• Work to be completed: Among the records below, find each line that includes the string "name" and copy it.

• Supplied material:
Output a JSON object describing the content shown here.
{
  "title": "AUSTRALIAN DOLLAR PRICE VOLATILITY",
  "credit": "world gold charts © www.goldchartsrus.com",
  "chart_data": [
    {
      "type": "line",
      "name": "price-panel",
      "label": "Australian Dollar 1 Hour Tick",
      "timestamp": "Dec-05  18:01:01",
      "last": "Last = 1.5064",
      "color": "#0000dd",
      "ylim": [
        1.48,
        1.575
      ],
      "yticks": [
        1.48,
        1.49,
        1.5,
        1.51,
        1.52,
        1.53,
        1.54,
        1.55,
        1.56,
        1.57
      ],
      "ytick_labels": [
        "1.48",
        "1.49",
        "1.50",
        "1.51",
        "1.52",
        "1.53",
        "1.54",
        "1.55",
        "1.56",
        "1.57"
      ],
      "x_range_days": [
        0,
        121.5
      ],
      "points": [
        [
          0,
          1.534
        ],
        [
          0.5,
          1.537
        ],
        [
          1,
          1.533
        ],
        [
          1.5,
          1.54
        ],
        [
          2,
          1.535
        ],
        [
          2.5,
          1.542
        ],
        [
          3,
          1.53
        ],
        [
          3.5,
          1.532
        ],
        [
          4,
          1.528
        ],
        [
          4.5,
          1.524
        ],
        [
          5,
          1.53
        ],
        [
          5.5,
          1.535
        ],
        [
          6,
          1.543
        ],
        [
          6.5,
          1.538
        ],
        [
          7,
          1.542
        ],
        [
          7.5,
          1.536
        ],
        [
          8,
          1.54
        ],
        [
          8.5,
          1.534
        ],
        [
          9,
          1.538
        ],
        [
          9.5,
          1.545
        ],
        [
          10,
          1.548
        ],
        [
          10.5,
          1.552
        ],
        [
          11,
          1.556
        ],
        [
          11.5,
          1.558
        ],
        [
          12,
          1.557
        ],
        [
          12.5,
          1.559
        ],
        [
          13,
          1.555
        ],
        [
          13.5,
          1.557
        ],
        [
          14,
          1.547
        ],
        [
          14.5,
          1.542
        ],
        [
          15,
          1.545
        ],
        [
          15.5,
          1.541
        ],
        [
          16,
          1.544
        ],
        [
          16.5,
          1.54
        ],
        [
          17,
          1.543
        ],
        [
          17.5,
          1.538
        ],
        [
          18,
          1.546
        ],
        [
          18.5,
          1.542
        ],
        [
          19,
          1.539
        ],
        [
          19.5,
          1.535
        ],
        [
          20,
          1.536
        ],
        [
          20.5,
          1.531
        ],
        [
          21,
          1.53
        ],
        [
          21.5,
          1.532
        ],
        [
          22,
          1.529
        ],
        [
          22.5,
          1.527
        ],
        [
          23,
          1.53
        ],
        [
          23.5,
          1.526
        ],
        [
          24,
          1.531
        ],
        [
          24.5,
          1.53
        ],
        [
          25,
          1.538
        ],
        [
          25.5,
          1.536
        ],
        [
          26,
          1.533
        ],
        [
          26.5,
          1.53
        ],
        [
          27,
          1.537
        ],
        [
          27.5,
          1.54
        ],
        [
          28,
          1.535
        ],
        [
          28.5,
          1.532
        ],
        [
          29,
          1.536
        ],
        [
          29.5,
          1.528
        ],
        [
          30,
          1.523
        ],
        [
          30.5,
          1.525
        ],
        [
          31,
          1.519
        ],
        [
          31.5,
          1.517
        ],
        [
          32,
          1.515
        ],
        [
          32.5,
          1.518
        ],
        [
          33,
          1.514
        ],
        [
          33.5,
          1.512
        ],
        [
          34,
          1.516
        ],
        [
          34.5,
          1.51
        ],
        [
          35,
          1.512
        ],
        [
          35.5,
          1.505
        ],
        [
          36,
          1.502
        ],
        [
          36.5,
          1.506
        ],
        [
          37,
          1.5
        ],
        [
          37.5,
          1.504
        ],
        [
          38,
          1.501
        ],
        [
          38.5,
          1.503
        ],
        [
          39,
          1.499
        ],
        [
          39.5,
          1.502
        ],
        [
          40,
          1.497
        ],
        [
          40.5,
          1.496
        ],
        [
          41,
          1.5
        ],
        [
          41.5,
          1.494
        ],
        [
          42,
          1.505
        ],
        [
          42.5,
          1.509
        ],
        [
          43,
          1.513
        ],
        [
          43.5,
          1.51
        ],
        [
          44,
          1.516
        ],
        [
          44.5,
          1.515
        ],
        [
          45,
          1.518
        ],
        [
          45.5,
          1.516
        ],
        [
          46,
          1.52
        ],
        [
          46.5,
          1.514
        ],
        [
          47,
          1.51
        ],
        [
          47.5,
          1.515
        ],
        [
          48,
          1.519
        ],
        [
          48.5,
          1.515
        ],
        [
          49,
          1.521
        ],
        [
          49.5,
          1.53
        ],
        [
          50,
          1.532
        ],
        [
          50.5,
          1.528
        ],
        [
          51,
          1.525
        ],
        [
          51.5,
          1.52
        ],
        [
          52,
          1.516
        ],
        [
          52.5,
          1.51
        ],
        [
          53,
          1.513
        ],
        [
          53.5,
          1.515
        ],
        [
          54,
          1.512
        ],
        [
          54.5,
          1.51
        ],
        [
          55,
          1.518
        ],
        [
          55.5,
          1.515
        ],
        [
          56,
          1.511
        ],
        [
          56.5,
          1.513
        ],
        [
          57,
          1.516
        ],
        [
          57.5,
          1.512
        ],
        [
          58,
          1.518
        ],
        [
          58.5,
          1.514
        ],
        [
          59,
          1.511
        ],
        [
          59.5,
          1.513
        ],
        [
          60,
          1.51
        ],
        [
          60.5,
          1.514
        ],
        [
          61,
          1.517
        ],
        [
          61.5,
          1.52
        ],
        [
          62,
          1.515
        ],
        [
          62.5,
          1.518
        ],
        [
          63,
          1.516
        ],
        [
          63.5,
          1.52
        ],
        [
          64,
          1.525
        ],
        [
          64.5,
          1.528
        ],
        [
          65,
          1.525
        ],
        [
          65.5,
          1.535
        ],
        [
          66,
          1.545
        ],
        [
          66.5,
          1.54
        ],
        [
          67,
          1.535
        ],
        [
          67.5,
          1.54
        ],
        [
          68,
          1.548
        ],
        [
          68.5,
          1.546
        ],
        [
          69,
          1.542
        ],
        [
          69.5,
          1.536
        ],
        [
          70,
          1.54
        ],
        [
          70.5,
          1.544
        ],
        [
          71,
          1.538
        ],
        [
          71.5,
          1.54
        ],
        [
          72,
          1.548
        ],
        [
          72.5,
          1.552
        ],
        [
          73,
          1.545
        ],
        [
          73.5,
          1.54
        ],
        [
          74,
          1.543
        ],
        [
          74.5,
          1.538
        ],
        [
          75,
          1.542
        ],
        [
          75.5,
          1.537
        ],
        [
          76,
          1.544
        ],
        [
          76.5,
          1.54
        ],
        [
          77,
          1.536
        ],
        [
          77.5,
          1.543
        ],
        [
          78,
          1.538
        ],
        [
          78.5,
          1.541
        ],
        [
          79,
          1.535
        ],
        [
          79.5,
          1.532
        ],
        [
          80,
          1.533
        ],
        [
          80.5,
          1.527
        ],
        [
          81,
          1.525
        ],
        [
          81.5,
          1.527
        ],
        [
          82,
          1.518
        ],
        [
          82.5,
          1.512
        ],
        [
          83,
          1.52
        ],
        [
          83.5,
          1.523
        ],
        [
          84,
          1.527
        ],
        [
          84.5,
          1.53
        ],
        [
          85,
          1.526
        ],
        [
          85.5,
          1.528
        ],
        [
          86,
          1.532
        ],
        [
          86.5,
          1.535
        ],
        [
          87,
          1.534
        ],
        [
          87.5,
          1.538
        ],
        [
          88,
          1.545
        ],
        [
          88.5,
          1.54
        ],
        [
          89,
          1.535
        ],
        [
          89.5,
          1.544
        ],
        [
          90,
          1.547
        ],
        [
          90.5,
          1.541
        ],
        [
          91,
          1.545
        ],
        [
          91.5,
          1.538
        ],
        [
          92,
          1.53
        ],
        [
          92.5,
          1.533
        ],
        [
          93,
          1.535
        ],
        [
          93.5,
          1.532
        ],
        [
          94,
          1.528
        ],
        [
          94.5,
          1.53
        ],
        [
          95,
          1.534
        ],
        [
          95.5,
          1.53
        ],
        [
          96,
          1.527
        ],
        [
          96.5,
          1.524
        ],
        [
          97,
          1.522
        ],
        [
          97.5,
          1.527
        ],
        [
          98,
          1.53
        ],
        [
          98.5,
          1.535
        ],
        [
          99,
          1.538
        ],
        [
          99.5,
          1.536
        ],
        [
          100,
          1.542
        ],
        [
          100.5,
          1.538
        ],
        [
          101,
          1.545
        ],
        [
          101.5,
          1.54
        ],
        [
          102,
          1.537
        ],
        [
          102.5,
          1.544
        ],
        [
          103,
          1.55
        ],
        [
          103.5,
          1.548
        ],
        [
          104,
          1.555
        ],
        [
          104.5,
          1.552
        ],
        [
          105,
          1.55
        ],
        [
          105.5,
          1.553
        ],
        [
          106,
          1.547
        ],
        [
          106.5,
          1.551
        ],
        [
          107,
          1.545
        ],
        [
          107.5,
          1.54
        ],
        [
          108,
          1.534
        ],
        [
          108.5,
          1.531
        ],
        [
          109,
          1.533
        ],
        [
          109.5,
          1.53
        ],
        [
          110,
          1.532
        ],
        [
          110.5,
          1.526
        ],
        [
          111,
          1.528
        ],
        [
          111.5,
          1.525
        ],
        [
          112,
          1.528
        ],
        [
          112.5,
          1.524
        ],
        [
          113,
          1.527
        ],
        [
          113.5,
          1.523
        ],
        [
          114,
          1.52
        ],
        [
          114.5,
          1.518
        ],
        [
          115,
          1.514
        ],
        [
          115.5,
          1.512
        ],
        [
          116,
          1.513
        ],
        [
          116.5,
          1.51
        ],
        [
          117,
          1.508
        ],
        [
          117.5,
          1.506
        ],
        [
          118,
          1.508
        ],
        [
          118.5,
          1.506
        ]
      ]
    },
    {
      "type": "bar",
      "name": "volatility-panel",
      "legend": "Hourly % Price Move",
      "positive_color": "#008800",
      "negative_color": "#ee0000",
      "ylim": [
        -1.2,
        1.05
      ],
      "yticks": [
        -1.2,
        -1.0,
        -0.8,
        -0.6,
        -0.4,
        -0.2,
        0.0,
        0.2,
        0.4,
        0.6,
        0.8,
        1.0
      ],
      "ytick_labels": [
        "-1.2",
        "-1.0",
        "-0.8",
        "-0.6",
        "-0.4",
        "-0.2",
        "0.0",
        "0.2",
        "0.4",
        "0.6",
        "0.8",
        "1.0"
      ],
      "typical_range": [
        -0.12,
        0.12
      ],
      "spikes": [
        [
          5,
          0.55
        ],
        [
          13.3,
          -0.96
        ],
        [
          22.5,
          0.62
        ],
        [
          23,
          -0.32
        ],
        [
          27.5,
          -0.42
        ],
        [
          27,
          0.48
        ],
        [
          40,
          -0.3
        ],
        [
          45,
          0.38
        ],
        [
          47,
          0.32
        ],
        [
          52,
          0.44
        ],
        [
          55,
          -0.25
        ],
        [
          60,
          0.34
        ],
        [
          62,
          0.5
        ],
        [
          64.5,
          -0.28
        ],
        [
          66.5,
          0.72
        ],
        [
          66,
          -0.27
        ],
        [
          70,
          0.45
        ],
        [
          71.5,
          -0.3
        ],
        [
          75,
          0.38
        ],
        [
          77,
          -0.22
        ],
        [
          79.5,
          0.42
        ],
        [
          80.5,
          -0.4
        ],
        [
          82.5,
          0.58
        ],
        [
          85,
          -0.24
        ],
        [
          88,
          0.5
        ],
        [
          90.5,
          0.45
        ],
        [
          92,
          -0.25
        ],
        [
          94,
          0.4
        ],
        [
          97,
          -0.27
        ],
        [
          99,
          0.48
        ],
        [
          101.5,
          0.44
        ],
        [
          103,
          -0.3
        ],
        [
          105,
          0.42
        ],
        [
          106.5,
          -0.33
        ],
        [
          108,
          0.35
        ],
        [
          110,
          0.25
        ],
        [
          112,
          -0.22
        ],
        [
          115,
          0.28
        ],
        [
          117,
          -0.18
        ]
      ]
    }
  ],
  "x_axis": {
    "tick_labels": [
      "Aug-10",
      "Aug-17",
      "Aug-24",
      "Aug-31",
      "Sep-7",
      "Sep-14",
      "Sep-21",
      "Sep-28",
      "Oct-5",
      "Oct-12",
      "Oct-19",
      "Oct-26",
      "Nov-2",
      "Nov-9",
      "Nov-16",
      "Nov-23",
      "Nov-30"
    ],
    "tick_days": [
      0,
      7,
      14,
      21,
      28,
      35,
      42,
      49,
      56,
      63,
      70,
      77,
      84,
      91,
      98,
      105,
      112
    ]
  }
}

• Reply:
      "name": "price-panel",
      "name": "volatility-panel",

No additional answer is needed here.